> _What the task asks_
A faithful transcription of all the data is required.

(Dataset entries)
☆ ☆ ☆
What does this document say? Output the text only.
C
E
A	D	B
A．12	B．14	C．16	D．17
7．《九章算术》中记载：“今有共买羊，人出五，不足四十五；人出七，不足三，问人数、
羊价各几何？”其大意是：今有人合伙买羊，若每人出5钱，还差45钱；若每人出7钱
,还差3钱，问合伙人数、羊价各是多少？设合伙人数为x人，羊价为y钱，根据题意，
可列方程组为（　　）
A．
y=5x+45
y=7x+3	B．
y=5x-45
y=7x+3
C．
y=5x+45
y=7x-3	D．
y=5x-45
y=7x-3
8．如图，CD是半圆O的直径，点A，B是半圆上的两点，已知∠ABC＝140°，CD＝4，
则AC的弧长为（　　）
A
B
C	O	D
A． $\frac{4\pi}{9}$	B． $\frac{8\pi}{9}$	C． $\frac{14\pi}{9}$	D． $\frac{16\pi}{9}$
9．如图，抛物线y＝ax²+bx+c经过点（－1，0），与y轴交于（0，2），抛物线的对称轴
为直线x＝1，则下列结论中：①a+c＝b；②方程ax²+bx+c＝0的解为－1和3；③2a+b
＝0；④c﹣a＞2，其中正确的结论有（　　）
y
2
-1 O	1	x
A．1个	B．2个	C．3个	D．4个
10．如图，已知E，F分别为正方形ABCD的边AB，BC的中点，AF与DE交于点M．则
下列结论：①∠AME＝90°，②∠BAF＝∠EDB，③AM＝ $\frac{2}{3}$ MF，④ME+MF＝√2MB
☆ ☆ ☆
> _Final result_
What does this document say? Output the text only.
C
E
A	D	B
A．12	B．14	C．16	D．17
7．《九章算术》中记载：“今有共买羊，人出五，不足四十五；人出七，不足三，问人数、
羊价各几何？”其大意是：今有人合伙买羊，若每人出5钱，还差45钱；若每人出7钱
,还差3钱，问合伙人数、羊价各是多少？设合伙人数为x人，羊价为y钱，根据题意，
可列方程组为（　　）
A．
y=5x+45
y=7x+3	B．
y=5x-45
y=7x+3
C．
y=5x+45
y=7x-3	D．
y=5x-45
y=7x-3
8．如图，CD是半圆O的直径，点A，B是半圆上的两点，已知∠ABC＝140°，CD＝4，
则AC的弧长为（　　）
A
B
C	O	D
A． $\frac{4\pi}{9}$	B． $\frac{8\pi}{9}$	C． $\frac{14\pi}{9}$	D． $\frac{16\pi}{9}$
9．如图，抛物线y＝ax²+bx+c经过点（－1，0），与y轴交于（0，2），抛物线的对称轴
为直线x＝1，则下列结论中：①a+c＝b；②方程ax²+bx+c＝0的解为－1和3；③2a+b
＝0；④c﹣a＞2，其中正确的结论有（　　）
y
2
-1 O	1	x
A．1个	B．2个	C．3个	D．4个
10．如图，已知E，F分别为正方形ABCD的边AB，BC的中点，AF与DE交于点M．则
下列结论：①∠AME＝90°，②∠BAF＝∠EDB，③AM＝ $\frac{2}{3}$ MF，④ME+MF＝√2MB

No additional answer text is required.